**Problem to work on**: Your task is to print all of the data word for word.

## start

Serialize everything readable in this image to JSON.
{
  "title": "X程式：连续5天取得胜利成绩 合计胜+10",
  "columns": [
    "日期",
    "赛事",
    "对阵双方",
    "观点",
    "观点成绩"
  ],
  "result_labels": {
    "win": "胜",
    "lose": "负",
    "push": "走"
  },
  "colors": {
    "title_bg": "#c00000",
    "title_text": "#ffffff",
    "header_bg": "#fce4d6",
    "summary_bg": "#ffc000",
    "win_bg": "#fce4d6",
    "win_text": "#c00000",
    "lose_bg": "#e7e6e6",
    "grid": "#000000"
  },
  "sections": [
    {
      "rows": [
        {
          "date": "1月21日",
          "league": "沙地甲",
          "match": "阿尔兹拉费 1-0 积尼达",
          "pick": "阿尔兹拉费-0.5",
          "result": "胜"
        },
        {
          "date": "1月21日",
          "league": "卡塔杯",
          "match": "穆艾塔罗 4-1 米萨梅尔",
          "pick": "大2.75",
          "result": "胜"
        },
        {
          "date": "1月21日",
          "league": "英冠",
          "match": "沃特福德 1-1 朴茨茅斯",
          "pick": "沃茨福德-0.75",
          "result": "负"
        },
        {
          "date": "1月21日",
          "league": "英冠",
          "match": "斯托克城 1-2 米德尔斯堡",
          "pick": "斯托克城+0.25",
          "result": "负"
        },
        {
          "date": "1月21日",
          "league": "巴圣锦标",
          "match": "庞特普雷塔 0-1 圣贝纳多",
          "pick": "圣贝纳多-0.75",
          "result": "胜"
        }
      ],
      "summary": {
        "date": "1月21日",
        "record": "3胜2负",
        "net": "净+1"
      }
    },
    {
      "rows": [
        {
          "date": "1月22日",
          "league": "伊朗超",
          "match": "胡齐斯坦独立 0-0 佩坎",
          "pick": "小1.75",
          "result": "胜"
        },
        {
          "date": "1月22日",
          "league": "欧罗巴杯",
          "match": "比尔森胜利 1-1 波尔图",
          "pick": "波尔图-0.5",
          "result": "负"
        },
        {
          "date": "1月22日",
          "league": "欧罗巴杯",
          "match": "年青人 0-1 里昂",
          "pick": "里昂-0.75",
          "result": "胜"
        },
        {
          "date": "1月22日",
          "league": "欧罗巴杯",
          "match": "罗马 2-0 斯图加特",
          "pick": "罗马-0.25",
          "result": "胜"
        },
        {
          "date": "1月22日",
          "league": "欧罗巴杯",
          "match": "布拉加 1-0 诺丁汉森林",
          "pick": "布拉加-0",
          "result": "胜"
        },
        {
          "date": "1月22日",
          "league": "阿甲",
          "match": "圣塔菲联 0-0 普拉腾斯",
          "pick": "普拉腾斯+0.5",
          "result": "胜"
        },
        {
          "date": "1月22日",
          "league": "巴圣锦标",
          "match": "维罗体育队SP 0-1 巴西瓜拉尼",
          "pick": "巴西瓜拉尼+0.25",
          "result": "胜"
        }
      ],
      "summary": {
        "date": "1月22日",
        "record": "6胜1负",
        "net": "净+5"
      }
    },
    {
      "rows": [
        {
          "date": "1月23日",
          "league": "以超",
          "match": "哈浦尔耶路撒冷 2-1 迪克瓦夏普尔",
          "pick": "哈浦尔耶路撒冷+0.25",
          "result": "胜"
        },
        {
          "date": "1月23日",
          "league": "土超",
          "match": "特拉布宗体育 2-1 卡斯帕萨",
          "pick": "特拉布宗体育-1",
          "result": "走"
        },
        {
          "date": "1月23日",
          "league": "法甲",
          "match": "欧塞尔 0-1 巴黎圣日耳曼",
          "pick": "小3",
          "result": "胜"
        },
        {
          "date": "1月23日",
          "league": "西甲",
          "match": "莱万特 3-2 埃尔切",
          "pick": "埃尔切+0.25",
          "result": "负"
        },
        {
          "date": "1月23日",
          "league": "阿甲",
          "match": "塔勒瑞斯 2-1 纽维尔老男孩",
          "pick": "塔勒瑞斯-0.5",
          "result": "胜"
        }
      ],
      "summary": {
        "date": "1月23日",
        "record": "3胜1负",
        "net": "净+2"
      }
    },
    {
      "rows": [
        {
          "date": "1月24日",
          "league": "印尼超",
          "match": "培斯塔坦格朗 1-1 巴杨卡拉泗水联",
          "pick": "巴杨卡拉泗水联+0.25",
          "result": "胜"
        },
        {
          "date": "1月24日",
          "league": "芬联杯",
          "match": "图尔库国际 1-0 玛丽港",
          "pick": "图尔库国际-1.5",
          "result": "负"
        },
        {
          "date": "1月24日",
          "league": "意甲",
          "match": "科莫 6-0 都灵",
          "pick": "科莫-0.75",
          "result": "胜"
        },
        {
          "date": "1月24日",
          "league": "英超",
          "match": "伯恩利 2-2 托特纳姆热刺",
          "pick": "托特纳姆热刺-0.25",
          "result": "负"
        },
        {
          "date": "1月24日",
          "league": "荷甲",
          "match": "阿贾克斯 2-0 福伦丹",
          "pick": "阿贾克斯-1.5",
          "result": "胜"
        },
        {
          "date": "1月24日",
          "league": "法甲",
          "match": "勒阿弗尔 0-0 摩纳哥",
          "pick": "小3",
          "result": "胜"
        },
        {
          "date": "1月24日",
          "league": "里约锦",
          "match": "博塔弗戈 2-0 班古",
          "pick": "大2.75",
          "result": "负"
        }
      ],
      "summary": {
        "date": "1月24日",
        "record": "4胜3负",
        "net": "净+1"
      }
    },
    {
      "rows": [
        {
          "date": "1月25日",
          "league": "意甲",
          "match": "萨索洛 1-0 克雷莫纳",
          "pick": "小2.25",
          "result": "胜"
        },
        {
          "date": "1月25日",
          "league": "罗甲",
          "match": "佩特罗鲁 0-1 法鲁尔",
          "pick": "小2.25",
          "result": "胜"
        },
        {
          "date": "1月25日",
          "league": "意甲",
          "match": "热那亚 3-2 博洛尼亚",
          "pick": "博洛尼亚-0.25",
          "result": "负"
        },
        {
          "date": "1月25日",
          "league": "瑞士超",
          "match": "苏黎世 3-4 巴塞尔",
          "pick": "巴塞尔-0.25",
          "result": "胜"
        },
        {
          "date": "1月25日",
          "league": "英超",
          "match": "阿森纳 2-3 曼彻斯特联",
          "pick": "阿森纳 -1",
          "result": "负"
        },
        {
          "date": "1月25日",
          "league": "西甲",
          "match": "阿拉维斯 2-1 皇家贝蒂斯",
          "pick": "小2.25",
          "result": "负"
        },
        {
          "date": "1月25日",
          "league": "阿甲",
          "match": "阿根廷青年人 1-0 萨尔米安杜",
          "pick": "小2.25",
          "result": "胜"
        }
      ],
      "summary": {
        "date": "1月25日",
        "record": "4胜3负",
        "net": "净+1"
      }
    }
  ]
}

## end

**Response for this exercise**:
Serialize everything readable in this image to JSON.
{
  "title": "X程式：连续5天取得胜利成绩 合计胜+10",
  "columns": [
    "日期",
    "赛事",
    "对阵双方",
    "观点",
    "观点成绩"
  ],
  "result_labels": {
    "win": "胜",
    "lose": "负",
    "push": "走"
  },
  "colors": {
    "title_bg": "#c00000",
    "title_text": "#ffffff",
    "header_bg": "#fce4d6",
    "summary_bg": "#ffc000",
    "win_bg": "#fce4d6",
    "win_text": "#c00000",
    "lose_bg": "#e7e6e6",
    "grid": "#000000"
  },
  "sections": [
    {
      "rows": [
        {
          "date": "1月21日",
          "league": "沙地甲",
          "match": "阿尔兹拉费 1-0 积尼达",
          "pick": "阿尔兹拉费-0.5",
          "result": "胜"
        },
        {
          "date": "1月21日",
          "league": "卡塔杯",
          "match": "穆艾塔罗 4-1 米萨梅尔",
          "pick": "大2.75",
          "result": "胜"
        },
        {
          "date": "1月21日",
          "league": "英冠",
          "match": "沃特福德 1-1 朴茨茅斯",
          "pick": "沃茨福德-0.75",
          "result": "负"
        },
        {
          "date": "1月21日",
          "league": "英冠",
          "match": "斯托克城 1-2 米德尔斯堡",
          "pick": "斯托克城+0.25",
          "result": "负"
        },
        {
          "date": "1月21日",
          "league": "巴圣锦标",
          "match": "庞特普雷塔 0-1 圣贝纳多",
          "pick": "圣贝纳多-0.75",
          "result": "胜"
        }
      ],
      "summary": {
        "date": "1月21日",
        "record": "3胜2负",
        "net": "净+1"
      }
    },
    {
      "rows": [
        {
          "date": "1月22日",
          "league": "伊朗超",
          "match": "胡齐斯坦独立 0-0 佩坎",
          "pick": "小1.75",
          "result": "胜"
        },
        {
          "date": "1月22日",
          "league": "欧罗巴杯",
          "match": "比尔森胜利 1-1 波尔图",
          "pick": "波尔图-0.5",
          "result": "负"
        },
        {
          "date": "1月22日",
          "league": "欧罗巴杯",
          "match": "年青人 0-1 里昂",
          "pick": "里昂-0.75",
          "result": "胜"
        },
        {
          "date": "1月22日",
          "league": "欧罗巴杯",
          "match": "罗马 2-0 斯图加特",
          "pick": "罗马-0.25",
          "result": "胜"
        },
        {
          "date": "1月22日",
          "league": "欧罗巴杯",
          "match": "布拉加 1-0 诺丁汉森林",
          "pick": "布拉加-0",
          "result": "胜"
        },
        {
          "date": "1月22日",
          "league": "阿甲",
          "match": "圣塔菲联 0-0 普拉腾斯",
          "pick": "普拉腾斯+0.5",
          "result": "胜"
        },
        {
          "date": "1月22日",
          "league": "巴圣锦标",
          "match": "维罗体育队SP 0-1 巴西瓜拉尼",
          "pick": "巴西瓜拉尼+0.25",
          "result": "胜"
        }
      ],
      "summary": {
        "date": "1月22日",
        "record": "6胜1负",
        "net": "净+5"
      }
    },
    {
      "rows": [
        {
          "date": "1月23日",
          "league": "以超",
          "match": "哈浦尔耶路撒冷 2-1 迪克瓦夏普尔",
          "pick": "哈浦尔耶路撒冷+0.25",
          "result": "胜"
        },
        {
          "date": "1月23日",
          "league": "土超",
          "match": "特拉布宗体育 2-1 卡斯帕萨",
          "pick": "特拉布宗体育-1",
          "result": "走"
        },
        {
          "date": "1月23日",
          "league": "法甲",
          "match": "欧塞尔 0-1 巴黎圣日耳曼",
          "pick": "小3",
          "result": "胜"
        },
        {
          "date": "1月23日",
          "league": "西甲",
          "match": "莱万特 3-2 埃尔切",
          "pick": "埃尔切+0.25",
          "result": "负"
        },
        {
          "date": "1月23日",
          "league": "阿甲",
          "match": "塔勒瑞斯 2-1 纽维尔老男孩",
          "pick": "塔勒瑞斯-0.5",
          "result": "胜"
        }
      ],
      "summary": {
        "date": "1月23日",
        "record": "3胜1负",
        "net": "净+2"
      }
    },
    {
      "rows": [
        {
          "date": "1月24日",
          "league": "印尼超",
          "match": "培斯塔坦格朗 1-1 巴杨卡拉泗水联",
          "pick": "巴杨卡拉泗水联+0.25",
          "result": "胜"
        },
        {
          "date": "1月24日",
          "league": "芬联杯",
          "match": "图尔库国际 1-0 玛丽港",
          "pick": "图尔库国际-1.5",
          "result": "负"
        },
        {
          "date": "1月24日",
          "league": "意甲",
          "match": "科莫 6-0 都灵",
          "pick": "科莫-0.75",
          "result": "胜"
        },
        {
          "date": "1月24日",
          "league": "英超",
          "match": "伯恩利 2-2 托特纳姆热刺",
          "pick": "托特纳姆热刺-0.25",
          "result": "负"
        },
        {
          "date": "1月24日",
          "league": "荷甲",
          "match": "阿贾克斯 2-0 福伦丹",
          "pick": "阿贾克斯-1.5",
          "result": "胜"
        },
        {
          "date": "1月24日",
          "league": "法甲",
          "match": "勒阿弗尔 0-0 摩纳哥",
          "pick": "小3",
          "result": "胜"
        },
        {
          "date": "1月24日",
          "league": "里约锦",
          "match": "博塔弗戈 2-0 班古",
          "pick": "大2.75",
          "result": "负"
        }
      ],
      "summary": {
        "date": "1月24日",
        "record": "4胜3负",
        "net": "净+1"
      }
    },
    {
      "rows": [
        {
          "date": "1月25日",
          "league": "意甲",
          "match": "萨索洛 1-0 克雷莫纳",
          "pick": "小2.25",
          "result": "胜"
        },
        {
          "date": "1月25日",
          "league": "罗甲",
          "match": "佩特罗鲁 0-1 法鲁尔",
          "pick": "小2.25",
          "result": "胜"
        },
        {
          "date": "1月25日",
          "league": "意甲",
          "match": "热那亚 3-2 博洛尼亚",
          "pick": "博洛尼亚-0.25",
          "result": "负"
        },
        {
          "date": "1月25日",
          "league": "瑞士超",
          "match": "苏黎世 3-4 巴塞尔",
          "pick": "巴塞尔-0.25",
          "result": "胜"
        },
        {
          "date": "1月25日",
          "league": "英超",
          "match": "阿森纳 2-3 曼彻斯特联",
          "pick": "阿森纳 -1",
          "result": "负"
        },
        {
          "date": "1月25日",
          "league": "西甲",
          "match": "阿拉维斯 2-1 皇家贝蒂斯",
          "pick": "小2.25",
          "result": "负"
        },
        {
          "date": "1月25日",
          "league": "阿甲",
          "match": "阿根廷青年人 1-0 萨尔米安杜",
          "pick": "小2.25",
          "result": "胜"
        }
      ],
      "summary": {
        "date": "1月25日",
        "record": "4胜3负",
        "net": "净+1"
      }
    }
  ]
}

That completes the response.